*Your assignment*:
Resume the passage below about Chua's basketball seasons, picking up right after its last sentence.

During the pandemic, Chua prepared for the 2020 season by working on his shooting and by doing plyometrics. Before the season started, interim coach Topex Robinson was made permanent head coach. In the 2020 Philippine Cup, he had a breakout campaign. He started his season with 17 points in a win against Meralco. In a close win over NLEX, he hit two clutch free throws that sealed the win. He had a career-high 17 rebounds against the Beermen. Then, he had 11 rebounds and 5 blocks against the Blackwater Elite. He finished the elimination round with a double-double of 21 points and 10 rebounds against the Rain or Shine Elastopainters. With Coach Robinson's belief, his scoring, three-point shooting, rebounding, and shot-blocking all saw improvement, making him a candidate for the Most Improved Player. They edged the Magnolia Hotshots in the first round, but its finals aspirations fell short as the Fuel Masters lost to the TNT Katropa in the knockout game of the semifinals. Prince Caperal won Most Improved Player over him. But he won the Top Bubble D-Fender award, as he led the league with 1.6 blocks.

In the 2021 Philippine Cup, he had a near double-double of 17 points and nine rebounds. In the Governors' Cup on Christmas Day, he had 19 points in a win against NLEX.

[Stored data]

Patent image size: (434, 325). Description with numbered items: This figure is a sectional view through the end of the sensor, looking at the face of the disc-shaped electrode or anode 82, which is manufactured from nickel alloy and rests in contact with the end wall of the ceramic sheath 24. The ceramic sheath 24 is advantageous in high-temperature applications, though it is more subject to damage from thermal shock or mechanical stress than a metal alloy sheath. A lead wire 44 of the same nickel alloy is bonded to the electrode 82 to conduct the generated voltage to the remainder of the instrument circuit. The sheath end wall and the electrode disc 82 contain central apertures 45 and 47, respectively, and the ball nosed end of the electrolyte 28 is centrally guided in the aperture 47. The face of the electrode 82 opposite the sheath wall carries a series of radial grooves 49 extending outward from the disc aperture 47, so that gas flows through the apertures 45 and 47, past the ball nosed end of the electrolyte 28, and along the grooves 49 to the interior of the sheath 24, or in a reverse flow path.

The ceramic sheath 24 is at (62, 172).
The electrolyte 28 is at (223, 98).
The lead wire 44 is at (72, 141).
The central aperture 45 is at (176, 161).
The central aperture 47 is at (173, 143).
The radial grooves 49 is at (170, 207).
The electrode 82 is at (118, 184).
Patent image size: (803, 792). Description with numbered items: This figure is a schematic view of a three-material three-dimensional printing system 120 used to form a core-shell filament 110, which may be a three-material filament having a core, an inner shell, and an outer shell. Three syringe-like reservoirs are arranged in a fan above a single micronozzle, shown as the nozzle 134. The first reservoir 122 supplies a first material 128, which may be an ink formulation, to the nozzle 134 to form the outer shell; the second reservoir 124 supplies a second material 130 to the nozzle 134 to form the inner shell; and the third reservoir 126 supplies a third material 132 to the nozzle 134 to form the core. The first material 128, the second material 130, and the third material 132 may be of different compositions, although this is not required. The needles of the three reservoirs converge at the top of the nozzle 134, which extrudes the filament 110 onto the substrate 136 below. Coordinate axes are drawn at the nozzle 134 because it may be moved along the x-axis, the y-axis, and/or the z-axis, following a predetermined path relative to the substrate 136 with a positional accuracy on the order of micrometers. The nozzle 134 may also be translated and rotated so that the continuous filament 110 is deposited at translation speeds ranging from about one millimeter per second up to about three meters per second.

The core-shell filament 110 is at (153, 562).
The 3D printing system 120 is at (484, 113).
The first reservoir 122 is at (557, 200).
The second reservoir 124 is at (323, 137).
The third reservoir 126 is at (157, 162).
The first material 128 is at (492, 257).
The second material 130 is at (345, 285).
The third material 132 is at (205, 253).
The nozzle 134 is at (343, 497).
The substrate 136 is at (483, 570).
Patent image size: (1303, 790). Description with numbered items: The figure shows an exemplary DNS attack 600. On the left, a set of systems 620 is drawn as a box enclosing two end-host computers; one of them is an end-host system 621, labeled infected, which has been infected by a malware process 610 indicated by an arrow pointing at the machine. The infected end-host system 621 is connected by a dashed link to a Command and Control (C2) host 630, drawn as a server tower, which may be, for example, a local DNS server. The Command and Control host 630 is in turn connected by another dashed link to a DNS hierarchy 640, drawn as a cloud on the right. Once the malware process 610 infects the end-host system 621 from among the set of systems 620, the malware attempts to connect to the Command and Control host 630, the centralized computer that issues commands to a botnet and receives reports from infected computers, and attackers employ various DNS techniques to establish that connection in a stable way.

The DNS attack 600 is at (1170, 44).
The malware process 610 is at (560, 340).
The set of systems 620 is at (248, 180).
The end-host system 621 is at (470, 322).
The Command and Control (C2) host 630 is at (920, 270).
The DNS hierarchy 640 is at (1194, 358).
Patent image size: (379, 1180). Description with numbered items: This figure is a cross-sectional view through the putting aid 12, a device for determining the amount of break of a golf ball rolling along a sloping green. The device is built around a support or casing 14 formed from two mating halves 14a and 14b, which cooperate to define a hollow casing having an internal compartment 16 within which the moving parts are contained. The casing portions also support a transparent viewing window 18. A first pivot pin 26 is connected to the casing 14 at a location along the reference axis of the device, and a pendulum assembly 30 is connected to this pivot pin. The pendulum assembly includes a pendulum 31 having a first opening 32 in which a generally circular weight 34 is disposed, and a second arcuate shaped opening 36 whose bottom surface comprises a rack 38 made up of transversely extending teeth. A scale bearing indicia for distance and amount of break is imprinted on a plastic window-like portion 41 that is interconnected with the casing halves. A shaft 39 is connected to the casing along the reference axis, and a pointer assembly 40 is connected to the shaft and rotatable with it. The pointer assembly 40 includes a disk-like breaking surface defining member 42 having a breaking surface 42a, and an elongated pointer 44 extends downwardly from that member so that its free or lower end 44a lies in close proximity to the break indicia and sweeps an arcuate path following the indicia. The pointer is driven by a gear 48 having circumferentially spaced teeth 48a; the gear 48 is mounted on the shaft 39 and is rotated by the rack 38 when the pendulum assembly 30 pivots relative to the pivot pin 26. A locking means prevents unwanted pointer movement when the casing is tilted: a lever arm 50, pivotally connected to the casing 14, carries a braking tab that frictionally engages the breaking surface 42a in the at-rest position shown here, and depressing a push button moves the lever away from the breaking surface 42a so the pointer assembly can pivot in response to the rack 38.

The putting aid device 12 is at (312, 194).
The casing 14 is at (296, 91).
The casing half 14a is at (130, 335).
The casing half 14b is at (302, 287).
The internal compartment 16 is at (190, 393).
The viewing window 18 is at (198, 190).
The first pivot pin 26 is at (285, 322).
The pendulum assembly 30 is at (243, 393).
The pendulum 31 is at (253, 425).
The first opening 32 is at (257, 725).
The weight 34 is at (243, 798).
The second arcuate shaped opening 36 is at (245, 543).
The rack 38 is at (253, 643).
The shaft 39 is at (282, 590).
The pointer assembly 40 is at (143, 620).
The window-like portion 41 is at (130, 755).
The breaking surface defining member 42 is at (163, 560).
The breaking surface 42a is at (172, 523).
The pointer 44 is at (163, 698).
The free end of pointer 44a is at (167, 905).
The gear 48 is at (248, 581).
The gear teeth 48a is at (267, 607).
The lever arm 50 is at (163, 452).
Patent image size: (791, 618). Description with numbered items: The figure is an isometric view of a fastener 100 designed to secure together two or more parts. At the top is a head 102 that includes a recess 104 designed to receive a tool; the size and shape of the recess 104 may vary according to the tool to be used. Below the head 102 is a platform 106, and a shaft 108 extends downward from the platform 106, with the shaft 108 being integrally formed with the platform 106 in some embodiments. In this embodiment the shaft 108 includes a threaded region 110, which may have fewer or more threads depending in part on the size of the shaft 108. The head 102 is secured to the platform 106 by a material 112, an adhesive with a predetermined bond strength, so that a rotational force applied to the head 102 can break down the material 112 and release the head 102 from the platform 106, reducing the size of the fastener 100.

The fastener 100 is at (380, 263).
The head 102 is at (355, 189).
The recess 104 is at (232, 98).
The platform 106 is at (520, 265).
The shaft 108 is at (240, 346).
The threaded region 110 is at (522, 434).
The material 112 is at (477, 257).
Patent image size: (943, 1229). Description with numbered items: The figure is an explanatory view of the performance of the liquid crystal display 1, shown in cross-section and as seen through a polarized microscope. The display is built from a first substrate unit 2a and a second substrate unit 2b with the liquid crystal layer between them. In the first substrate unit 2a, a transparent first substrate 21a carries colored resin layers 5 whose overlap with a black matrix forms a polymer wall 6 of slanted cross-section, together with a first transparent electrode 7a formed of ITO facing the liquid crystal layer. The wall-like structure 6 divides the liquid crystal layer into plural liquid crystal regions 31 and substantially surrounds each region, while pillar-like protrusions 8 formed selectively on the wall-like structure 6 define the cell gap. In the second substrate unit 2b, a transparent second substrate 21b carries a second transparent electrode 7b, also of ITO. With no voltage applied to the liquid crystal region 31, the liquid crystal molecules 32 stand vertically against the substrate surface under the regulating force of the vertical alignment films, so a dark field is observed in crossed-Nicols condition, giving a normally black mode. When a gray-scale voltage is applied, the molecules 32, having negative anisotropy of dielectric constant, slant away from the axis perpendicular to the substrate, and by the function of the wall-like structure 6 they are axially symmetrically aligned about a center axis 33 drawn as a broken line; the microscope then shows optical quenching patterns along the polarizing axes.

*Response to the task*:
=== NLEX Road Warriors ===
During the 2021 Governors' Cup, the NLEX Road Warriors traded Kris Porter and two draft picks for Chua. When they traded for him, Coach Yeng Guiao compared him to a younger J.R. Quiñahan. He had 15 points on three triples in his winning debut over Ginebra.

===Second stint with TNT Tropang Giga===
On January 18, 2023, Chua was traded back to the TNT Tropang Giga in a three-team trade involving TNT, NLEX, and Phoenix Super LPG Fuel Masters.

=== Blackwater Bossing ===
On February 26, 2024, Chua was traded to the Blackwater Bossing in a three-team trade involving Blackwater, TNT, and NLEX Road Warriors.

===Third stint with TNT Tropang 5G===
On March 19, 2026, Chua signed with the TNT Tropang 5G.

===Second stint with Phoenix Super LPG Fuel Masters===
On June 27, 2026, Chua returns to Phoenix Super LPG as he was signed for the rest of the 2025–26 season.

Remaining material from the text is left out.